[Begin DATA IN THIS EXERCISE]

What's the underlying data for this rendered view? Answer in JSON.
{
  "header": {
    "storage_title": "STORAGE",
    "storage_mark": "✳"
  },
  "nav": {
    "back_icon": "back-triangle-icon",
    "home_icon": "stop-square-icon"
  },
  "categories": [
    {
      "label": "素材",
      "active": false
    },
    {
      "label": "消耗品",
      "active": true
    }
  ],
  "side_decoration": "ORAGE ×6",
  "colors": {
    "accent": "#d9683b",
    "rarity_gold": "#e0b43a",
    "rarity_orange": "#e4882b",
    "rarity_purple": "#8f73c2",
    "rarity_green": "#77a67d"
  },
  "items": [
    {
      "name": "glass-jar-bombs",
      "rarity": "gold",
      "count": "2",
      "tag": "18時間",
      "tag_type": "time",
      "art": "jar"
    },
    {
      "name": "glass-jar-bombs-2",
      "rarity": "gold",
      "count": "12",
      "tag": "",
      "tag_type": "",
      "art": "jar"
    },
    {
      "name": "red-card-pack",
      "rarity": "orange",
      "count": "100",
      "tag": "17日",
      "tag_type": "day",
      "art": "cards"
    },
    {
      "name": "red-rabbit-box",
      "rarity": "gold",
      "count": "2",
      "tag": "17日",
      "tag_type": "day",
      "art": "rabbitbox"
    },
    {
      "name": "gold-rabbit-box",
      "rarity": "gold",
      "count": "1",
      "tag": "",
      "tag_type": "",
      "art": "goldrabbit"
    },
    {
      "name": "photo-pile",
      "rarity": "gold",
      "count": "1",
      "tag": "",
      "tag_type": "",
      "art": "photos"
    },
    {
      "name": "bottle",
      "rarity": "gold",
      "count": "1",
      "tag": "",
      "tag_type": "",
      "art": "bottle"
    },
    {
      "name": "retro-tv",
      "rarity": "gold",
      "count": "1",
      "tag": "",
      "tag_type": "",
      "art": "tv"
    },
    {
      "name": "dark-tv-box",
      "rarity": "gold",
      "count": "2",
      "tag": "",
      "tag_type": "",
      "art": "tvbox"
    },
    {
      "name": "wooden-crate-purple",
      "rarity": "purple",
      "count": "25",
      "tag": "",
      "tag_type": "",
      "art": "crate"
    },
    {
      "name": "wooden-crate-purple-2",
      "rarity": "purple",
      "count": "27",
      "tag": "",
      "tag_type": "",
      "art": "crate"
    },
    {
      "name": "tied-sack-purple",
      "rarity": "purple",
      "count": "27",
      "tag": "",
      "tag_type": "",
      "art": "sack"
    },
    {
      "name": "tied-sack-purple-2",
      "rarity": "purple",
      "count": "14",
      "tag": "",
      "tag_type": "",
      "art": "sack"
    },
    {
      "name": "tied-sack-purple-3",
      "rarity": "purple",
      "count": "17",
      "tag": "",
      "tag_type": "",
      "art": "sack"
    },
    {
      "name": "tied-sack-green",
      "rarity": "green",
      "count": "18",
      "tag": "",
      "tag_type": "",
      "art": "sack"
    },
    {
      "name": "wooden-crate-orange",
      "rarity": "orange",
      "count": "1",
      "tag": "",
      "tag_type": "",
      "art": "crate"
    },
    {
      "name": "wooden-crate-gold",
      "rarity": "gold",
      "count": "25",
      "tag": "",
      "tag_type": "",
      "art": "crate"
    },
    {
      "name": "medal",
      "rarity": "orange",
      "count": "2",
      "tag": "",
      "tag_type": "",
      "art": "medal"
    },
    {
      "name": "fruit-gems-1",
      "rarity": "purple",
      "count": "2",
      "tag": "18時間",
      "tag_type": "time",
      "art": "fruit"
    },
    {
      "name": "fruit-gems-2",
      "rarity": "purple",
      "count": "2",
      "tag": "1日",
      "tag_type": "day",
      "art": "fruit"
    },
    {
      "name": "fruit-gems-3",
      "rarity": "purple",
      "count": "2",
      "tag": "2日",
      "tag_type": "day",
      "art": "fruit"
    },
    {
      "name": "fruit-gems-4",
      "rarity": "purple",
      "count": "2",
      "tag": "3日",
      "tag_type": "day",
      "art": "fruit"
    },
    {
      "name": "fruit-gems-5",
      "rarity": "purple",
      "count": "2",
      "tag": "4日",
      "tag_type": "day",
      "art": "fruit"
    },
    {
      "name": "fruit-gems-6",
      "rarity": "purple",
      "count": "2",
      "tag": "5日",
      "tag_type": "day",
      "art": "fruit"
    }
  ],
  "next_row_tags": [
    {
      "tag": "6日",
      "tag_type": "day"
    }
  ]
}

[End DATA IN THIS EXERCISE]

◆ GIVEN EXERCISE ◆
Write out the full set of records exactly as given.

◆ RESPONSE TO THIS EXERCISE ◆
What's the underlying data for this rendered view? Answer in JSON.
{
  "header": {
    "storage_title": "STORAGE",
    "storage_mark": "✳"
  },
  "nav": {
    "back_icon": "back-triangle-icon",
    "home_icon": "stop-square-icon"
  },
  "categories": [
    {
      "label": "素材",
      "active": false
    },
    {
      "label": "消耗品",
      "active": true
    }
  ],
  "side_decoration": "ORAGE ×6",
  "colors": {
    "accent": "#d9683b",
    "rarity_gold": "#e0b43a",
    "rarity_orange": "#e4882b",
    "rarity_purple": "#8f73c2",
    "rarity_green": "#77a67d"
  },
  "items": [
    {
      "name": "glass-jar-bombs",
      "rarity": "gold",
      "count": "2",
      "tag": "18時間",
      "tag_type": "time",
      "art": "jar"
    },
    {
      "name": "glass-jar-bombs-2",
      "rarity": "gold",
      "count": "12",
      "tag": "",
      "tag_type": "",
      "art": "jar"
    },
    {
      "name": "red-card-pack",
      "rarity": "orange",
      "count": "100",
      "tag": "17日",
      "tag_type": "day",
      "art": "cards"
    },
    {
      "name": "red-rabbit-box",
      "rarity": "gold",
      "count": "2",
      "tag": "17日",
      "tag_type": "day",
      "art": "rabbitbox"
    },
    {
      "name": "gold-rabbit-box",
      "rarity": "gold",
      "count": "1",
      "tag": "",
      "tag_type": "",
      "art": "goldrabbit"
    },
    {
      "name": "photo-pile",
      "rarity": "gold",
      "count": "1",
      "tag": "",
      "tag_type": "",
      "art": "photos"
    },
    {
      "name": "bottle",
      "rarity": "gold",
      "count": "1",
      "tag": "",
      "tag_type": "",
      "art": "bottle"
    },
    {
      "name": "retro-tv",
      "rarity": "gold",
      "count": "1",
      "tag": "",
      "tag_type": "",
      "art": "tv"
    },
    {
      "name": "dark-tv-box",
      "rarity": "gold",
      "count": "2",
      "tag": "",
      "tag_type": "",
      "art": "tvbox"
    },
    {
      "name": "wooden-crate-purple",
      "rarity": "purple",
      "count": "25",
      "tag": "",
      "tag_type": "",
      "art": "crate"
    },
    {
      "name": "wooden-crate-purple-2",
      "rarity": "purple",
      "count": "27",
      "tag": "",
      "tag_type": "",
      "art": "crate"
    },
    {
      "name": "tied-sack-purple",
      "rarity": "purple",
      "count": "27",
      "tag": "",
      "tag_type": "",
      "art": "sack"
    },
    {
      "name": "tied-sack-purple-2",
      "rarity": "purple",
      "count": "14",
      "tag": "",
      "tag_type": "",
      "art": "sack"
    },
    {
      "name": "tied-sack-purple-3",
      "rarity": "purple",
      "count": "17",
      "tag": "",
      "tag_type": "",
      "art": "sack"
    },
    {
      "name": "tied-sack-green",
      "rarity": "green",
      "count": "18",
      "tag": "",
      "tag_type": "",
      "art": "sack"
    },
    {
      "name": "wooden-crate-orange",
      "rarity": "orange",
      "count": "1",
      "tag": "",
      "tag_type": "",
      "art": "crate"
    },
    {
      "name": "wooden-crate-gold",
      "rarity": "gold",
      "count": "25",
      "tag": "",
      "tag_type": "",
      "art": "crate"
    },
    {
      "name": "medal",
      "rarity": "orange",
      "count": "2",
      "tag": "",
      "tag_type": "",
      "art": "medal"
    },
    {
      "name": "fruit-gems-1",
      "rarity": "purple",
      "count": "2",
      "tag": "18時間",
      "tag_type": "time",
      "art": "fruit"
    },
    {
      "name": "fruit-gems-2",
      "rarity": "purple",
      "count": "2",
      "tag": "1日",
      "tag_type": "day",
      "art": "fruit"
    },
    {
      "name": "fruit-gems-3",
      "rarity": "purple",
      "count": "2",
      "tag": "2日",
      "tag_type": "day",
      "art": "fruit"
    },
    {
      "name": "fruit-gems-4",
      "rarity": "purple",
      "count": "2",
      "tag": "3日",
      "tag_type": "day",
      "art": "fruit"
    },
    {
      "name": "fruit-gems-5",
      "rarity": "purple",
      "count": "2",
      "tag": "4日",
      "tag_type": "day",
      "art": "fruit"
    },
    {
      "name": "fruit-gems-6",
      "rarity": "purple",
      "count": "2",
      "tag": "5日",
      "tag_type": "day",
      "art": "fruit"
    }
  ],
  "next_row_tags": [
    {
      "tag": "6日",
      "tag_type": "day"
    }
  ]
}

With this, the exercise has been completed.